ENTRIES PROVIDED:
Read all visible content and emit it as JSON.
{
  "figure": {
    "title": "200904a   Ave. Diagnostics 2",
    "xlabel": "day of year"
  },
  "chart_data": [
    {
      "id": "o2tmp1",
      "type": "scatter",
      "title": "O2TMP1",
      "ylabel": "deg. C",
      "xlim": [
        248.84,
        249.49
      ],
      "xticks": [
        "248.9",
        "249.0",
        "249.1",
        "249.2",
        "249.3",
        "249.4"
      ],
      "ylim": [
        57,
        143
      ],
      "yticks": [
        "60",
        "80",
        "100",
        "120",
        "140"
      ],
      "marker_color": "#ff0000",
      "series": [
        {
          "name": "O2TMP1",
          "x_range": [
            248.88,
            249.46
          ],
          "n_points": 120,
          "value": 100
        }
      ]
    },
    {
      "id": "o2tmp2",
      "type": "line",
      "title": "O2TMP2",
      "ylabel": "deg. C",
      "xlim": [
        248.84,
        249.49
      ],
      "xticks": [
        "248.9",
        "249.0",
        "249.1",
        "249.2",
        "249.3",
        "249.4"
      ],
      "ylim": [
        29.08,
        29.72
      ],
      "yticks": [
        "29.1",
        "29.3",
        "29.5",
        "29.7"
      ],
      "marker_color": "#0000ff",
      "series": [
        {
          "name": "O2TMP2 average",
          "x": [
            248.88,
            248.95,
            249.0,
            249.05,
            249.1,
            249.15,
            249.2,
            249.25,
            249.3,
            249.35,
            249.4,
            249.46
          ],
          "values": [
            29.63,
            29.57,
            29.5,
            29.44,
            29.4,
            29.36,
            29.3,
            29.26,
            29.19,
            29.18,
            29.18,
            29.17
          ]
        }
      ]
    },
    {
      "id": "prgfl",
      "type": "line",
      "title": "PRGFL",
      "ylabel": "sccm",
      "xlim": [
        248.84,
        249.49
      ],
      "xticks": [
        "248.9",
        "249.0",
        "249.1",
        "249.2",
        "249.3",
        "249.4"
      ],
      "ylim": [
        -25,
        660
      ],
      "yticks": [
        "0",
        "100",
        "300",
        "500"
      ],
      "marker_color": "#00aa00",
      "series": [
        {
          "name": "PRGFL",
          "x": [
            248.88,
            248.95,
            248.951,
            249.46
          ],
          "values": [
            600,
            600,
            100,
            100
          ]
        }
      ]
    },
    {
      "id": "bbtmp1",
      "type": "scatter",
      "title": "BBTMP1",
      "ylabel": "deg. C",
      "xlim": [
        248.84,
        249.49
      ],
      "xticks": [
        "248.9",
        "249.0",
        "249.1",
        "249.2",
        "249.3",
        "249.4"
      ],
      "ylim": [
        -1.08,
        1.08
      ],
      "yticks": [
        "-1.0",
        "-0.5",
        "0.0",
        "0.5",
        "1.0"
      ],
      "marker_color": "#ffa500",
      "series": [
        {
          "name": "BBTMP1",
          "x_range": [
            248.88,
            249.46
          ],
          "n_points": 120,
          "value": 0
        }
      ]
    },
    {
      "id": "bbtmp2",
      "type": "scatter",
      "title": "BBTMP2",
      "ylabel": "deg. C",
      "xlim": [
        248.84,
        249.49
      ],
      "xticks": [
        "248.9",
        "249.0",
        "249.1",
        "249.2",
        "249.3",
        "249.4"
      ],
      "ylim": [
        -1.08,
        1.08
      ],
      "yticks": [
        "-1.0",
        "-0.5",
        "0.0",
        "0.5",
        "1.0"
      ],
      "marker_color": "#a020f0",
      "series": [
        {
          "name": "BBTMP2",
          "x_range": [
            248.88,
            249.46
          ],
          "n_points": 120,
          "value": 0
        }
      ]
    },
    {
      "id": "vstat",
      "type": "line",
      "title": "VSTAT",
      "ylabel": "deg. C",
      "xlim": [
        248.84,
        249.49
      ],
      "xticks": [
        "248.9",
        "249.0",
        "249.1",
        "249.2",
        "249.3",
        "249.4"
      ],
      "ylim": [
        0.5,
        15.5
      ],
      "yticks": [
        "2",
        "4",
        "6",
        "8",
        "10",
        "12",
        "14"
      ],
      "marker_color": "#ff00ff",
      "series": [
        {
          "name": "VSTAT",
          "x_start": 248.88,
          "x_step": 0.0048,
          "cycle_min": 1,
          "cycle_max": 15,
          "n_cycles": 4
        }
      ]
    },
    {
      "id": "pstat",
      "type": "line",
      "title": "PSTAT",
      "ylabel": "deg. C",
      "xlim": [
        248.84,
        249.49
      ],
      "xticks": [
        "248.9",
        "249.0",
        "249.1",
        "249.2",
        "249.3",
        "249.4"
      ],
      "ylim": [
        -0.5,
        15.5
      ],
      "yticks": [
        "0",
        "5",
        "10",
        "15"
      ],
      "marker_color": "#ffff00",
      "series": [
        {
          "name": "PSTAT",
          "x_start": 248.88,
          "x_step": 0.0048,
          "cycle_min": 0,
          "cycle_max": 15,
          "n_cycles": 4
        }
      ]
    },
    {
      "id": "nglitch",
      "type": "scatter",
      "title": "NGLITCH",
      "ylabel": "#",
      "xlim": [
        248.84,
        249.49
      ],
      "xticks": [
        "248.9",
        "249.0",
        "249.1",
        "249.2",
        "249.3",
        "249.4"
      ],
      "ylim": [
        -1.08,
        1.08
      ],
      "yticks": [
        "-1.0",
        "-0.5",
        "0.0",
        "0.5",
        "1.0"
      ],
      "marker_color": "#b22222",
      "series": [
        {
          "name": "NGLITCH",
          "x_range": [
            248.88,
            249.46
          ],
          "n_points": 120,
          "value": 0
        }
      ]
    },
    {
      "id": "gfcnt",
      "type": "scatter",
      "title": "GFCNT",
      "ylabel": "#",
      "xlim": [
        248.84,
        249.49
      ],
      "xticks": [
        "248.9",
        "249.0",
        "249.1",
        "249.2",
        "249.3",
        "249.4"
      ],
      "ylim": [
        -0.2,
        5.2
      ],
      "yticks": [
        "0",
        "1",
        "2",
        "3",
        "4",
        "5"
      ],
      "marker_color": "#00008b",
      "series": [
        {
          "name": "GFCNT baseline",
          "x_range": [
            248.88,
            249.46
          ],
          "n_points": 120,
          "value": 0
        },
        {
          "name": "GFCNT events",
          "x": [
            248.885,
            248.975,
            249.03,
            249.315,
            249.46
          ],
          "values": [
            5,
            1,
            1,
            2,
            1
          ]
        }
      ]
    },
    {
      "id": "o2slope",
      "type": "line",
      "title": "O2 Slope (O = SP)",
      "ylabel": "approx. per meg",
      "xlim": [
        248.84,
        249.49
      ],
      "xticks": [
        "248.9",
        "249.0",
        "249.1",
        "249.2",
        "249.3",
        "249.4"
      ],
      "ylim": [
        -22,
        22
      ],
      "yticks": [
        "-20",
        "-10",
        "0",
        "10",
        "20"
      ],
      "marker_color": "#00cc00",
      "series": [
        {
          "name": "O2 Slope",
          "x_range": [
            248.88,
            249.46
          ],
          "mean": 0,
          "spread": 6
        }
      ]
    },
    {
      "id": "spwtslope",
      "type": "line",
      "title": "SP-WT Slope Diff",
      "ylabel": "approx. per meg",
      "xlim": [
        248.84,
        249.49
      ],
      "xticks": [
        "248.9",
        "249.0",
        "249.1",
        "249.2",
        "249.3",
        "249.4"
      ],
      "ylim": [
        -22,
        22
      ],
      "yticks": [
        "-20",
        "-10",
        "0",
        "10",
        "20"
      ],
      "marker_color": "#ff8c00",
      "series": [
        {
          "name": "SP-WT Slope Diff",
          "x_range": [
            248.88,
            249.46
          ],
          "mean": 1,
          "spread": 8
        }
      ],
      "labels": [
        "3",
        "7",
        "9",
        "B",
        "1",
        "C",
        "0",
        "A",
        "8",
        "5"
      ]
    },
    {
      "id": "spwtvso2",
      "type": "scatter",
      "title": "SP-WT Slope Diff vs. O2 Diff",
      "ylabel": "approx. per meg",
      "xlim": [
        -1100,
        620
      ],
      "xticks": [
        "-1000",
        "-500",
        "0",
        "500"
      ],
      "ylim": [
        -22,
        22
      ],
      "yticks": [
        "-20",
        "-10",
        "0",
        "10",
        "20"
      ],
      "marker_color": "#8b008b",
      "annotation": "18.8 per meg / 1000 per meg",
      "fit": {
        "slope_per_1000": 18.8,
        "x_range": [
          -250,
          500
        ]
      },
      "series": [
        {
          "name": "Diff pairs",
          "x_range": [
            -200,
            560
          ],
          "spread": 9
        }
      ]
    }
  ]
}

WORK TO BE COMPLETED: Collect the lines that hold "Diff".

RESULT OF THE EXERCISE:
      "title": "SP-WT Slope Diff",
          "name": "SP-WT Slope Diff",
      "title": "SP-WT Slope Diff vs. O2 Diff",
          "name": "Diff pairs",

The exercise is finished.